§ Exercise description
Output every line below without omitting or altering anything.

= = = = =

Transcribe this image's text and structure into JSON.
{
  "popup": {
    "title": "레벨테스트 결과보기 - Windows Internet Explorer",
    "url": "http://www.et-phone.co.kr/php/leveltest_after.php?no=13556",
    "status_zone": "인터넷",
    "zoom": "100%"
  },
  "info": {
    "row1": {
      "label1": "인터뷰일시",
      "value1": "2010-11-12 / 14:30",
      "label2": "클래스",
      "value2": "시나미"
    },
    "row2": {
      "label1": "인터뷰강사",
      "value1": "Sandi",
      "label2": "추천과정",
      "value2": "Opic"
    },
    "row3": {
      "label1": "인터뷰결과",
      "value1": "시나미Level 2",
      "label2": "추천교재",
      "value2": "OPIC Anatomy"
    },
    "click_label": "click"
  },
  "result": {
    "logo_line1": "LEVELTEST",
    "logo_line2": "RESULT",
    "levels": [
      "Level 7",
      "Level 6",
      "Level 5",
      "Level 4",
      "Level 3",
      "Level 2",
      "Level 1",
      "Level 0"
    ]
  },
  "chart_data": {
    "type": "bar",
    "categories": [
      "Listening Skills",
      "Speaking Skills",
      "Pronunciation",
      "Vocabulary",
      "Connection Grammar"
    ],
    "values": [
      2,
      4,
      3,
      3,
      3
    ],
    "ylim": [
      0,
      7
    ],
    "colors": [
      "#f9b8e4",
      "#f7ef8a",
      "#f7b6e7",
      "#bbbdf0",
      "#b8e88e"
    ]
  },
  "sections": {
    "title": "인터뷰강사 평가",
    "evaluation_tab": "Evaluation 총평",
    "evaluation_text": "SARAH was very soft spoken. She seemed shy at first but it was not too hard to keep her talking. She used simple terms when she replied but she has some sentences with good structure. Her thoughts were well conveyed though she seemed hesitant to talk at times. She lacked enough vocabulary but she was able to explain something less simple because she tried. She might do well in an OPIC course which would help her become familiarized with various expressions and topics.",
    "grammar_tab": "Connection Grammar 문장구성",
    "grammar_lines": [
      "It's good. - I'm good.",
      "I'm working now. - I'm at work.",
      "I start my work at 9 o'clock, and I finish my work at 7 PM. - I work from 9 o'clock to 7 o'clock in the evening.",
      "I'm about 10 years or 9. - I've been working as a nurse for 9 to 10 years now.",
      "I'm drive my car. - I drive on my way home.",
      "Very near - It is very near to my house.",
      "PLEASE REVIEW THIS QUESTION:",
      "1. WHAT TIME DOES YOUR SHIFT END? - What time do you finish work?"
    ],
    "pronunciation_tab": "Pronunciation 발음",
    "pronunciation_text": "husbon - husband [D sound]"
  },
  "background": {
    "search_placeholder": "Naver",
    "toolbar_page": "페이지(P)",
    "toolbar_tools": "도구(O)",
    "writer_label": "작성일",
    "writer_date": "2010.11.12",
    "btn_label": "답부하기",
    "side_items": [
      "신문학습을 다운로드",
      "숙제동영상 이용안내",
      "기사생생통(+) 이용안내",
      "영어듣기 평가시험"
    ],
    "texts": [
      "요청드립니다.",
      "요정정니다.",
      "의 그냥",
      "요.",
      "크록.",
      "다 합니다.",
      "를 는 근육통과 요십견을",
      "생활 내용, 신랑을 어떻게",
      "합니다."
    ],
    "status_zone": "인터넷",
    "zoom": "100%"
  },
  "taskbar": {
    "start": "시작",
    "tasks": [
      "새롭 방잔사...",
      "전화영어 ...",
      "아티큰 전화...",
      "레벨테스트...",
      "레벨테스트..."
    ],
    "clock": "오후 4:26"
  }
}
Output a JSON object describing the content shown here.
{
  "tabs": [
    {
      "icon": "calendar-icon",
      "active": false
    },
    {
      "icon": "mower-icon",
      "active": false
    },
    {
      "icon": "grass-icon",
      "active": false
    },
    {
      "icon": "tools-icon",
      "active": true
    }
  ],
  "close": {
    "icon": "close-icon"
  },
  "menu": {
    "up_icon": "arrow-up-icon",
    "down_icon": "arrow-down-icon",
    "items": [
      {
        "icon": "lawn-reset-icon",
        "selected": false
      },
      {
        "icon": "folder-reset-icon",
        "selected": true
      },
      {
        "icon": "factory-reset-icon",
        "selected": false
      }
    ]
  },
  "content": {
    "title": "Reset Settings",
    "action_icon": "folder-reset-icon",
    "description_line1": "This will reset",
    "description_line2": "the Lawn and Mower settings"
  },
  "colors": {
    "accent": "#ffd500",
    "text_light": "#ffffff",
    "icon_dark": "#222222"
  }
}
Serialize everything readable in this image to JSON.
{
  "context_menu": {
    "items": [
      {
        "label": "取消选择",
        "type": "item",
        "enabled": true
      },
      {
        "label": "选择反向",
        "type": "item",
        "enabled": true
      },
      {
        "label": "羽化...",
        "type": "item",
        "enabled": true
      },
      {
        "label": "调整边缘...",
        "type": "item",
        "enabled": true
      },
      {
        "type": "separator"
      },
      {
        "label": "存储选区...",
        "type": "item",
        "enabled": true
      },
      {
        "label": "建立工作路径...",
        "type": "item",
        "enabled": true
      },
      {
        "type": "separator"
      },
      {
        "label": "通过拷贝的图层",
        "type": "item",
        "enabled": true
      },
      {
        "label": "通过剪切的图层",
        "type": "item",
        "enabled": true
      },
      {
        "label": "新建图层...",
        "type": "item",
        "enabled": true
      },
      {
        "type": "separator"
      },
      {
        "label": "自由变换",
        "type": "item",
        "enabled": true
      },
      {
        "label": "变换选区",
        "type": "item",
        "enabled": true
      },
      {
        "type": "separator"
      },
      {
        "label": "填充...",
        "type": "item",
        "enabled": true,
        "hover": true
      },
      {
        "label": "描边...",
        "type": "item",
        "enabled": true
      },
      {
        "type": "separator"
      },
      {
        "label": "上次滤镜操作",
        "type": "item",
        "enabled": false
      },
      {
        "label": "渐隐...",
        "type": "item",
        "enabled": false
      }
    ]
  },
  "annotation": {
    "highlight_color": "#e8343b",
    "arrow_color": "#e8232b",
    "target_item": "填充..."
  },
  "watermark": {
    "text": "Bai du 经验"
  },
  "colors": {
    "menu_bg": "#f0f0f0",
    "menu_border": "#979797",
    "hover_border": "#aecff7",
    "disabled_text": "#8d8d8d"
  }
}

= = = = =

§ Response to this exercise
Transcribe this image's text and structure into JSON.
{
  "popup": {
    "title": "레벨테스트 결과보기 - Windows Internet Explorer",
    "url": "http://www.et-phone.co.kr/php/leveltest_after.php?no=13556",
    "status_zone": "인터넷",
    "zoom": "100%"
  },
  "info": {
    "row1": {
      "label1": "인터뷰일시",
      "value1": "2010-11-12 / 14:30",
      "label2": "클래스",
      "value2": "시나미"
    },
    "row2": {
      "label1": "인터뷰강사",
      "value1": "Sandi",
      "label2": "추천과정",
      "value2": "Opic"
    },
    "row3": {
      "label1": "인터뷰결과",
      "value1": "시나미Level 2",
      "label2": "추천교재",
      "value2": "OPIC Anatomy"
    },
    "click_label": "click"
  },
  "result": {
    "logo_line1": "LEVELTEST",
    "logo_line2": "RESULT",
    "levels": [
      "Level 7",
      "Level 6",
      "Level 5",
      "Level 4",
      "Level 3",
      "Level 2",
      "Level 1",
      "Level 0"
    ]
  },
  "chart_data": {
    "type": "bar",
    "categories": [
      "Listening Skills",
      "Speaking Skills",
      "Pronunciation",
      "Vocabulary",
      "Connection Grammar"
    ],
    "values": [
      2,
      4,
      3,
      3,
      3
    ],
    "ylim": [
      0,
      7
    ],
    "colors": [
      "#f9b8e4",
      "#f7ef8a",
      "#f7b6e7",
      "#bbbdf0",
      "#b8e88e"
    ]
  },
  "sections": {
    "title": "인터뷰강사 평가",
    "evaluation_tab": "Evaluation 총평",
    "evaluation_text": "SARAH was very soft spoken. She seemed shy at first but it was not too hard to keep her talking. She used simple terms when she replied but she has some sentences with good structure. Her thoughts were well conveyed though she seemed hesitant to talk at times. She lacked enough vocabulary but she was able to explain something less simple because she tried. She might do well in an OPIC course which would help her become familiarized with various expressions and topics.",
    "grammar_tab": "Connection Grammar 문장구성",
    "grammar_lines": [
      "It's good. - I'm good.",
      "I'm working now. - I'm at work.",
      "I start my work at 9 o'clock, and I finish my work at 7 PM. - I work from 9 o'clock to 7 o'clock in the evening.",
      "I'm about 10 years or 9. - I've been working as a nurse for 9 to 10 years now.",
      "I'm drive my car. - I drive on my way home.",
      "Very near - It is very near to my house.",
      "PLEASE REVIEW THIS QUESTION:",
      "1. WHAT TIME DOES YOUR SHIFT END? - What time do you finish work?"
    ],
    "pronunciation_tab": "Pronunciation 발음",
    "pronunciation_text": "husbon - husband [D sound]"
  },
  "background": {
    "search_placeholder": "Naver",
    "toolbar_page": "페이지(P)",
    "toolbar_tools": "도구(O)",
    "writer_label": "작성일",
    "writer_date": "2010.11.12",
    "btn_label": "답부하기",
    "side_items": [
      "신문학습을 다운로드",
      "숙제동영상 이용안내",
      "기사생생통(+) 이용안내",
      "영어듣기 평가시험"
    ],
    "texts": [
      "요청드립니다.",
      "요정정니다.",
      "의 그냥",
      "요.",
      "크록.",
      "다 합니다.",
      "를 는 근육통과 요십견을",
      "생활 내용, 신랑을 어떻게",
      "합니다."
    ],
    "status_zone": "인터넷",
    "zoom": "100%"
  },
  "taskbar": {
    "start": "시작",
    "tasks": [
      "새롭 방잔사...",
      "전화영어 ...",
      "아티큰 전화...",
      "레벨테스트...",
      "레벨테스트..."
    ],
    "clock": "오후 4:26"
  }
}
Output a JSON object describing the content shown here.
{
  "tabs": [
    {
      "icon": "calendar-icon",
      "active": false
    },
    {
      "icon": "mower-icon",
      "active": false
    },
    {
      "icon": "grass-icon",
      "active": false
    },
    {
      "icon": "tools-icon",
      "active": true
    }
  ],
  "close": {
    "icon": "close-icon"
  },
  "menu": {
    "up_icon": "arrow-up-icon",
    "down_icon": "arrow-down-icon",
    "items": [
      {
        "icon": "lawn-reset-icon",
        "selected": false
      },
      {
        "icon": "folder-reset-icon",
        "selected": true
      },
      {
        "icon": "factory-reset-icon",
        "selected": false
      }
    ]
  },
  "content": {
    "title": "Reset Settings",
    "action_icon": "folder-reset-icon",
    "description_line1": "This will reset",
    "description_line2": "the Lawn and Mower settings"
  },
  "colors": {
    "accent": "#ffd500",
    "text_light": "#ffffff",
    "icon_dark": "#222222"
  }
}
Serialize everything readable in this image to JSON.
{
  "context_menu": {
    "items": [
      {
        "label": "取消选择",
        "type": "item",
        "enabled": true
      },
      {
        "label": "选择反向",
        "type": "item",
        "enabled": true
      },
      {
        "label": "羽化...",
        "type": "item",
        "enabled": true
      },
      {
        "label": "调整边缘...",
        "type": "item",
        "enabled": true
      },
      {
        "type": "separator"
      },
      {
        "label": "存储选区...",
        "type": "item",
        "enabled": true
      },
      {
        "label": "建立工作路径...",
        "type": "item",
        "enabled": true
      },
      {
        "type": "separator"
      },
      {
        "label": "通过拷贝的图层",
        "type": "item",
        "enabled": true
      },
      {
        "label": "通过剪切的图层",
        "type": "item",
        "enabled": true
      },
      {
        "label": "新建图层...",
        "type": "item",
        "enabled": true
      },
      {
        "type": "separator"
      },
      {
        "label": "自由变换",
        "type": "item",
        "enabled": true
      },
      {
        "label": "变换选区",
        "type": "item",
        "enabled": true
      },
      {
        "type": "separator"
      },
      {
        "label": "填充...",
        "type": "item",
        "enabled": true,
        "hover": true
      },
      {
        "label": "描边...",
        "type": "item",
        "enabled": true
      },
      {
        "type": "separator"
      },
      {
        "label": "上次滤镜操作",
        "type": "item",
        "enabled": false
      },
      {
        "label": "渐隐...",
        "type": "item",
        "enabled": false
      }
    ]
  },
  "annotation": {
    "highlight_color": "#e8343b",
    "arrow_color": "#e8232b",
    "target_item": "填充..."
  },
  "watermark": {
    "text": "Bai du 经验"
  },
  "colors": {
    "menu_bg": "#f0f0f0",
    "menu_border": "#979797",
    "hover_border": "#aecff7",
    "disabled_text": "#8d8d8d"
  }
}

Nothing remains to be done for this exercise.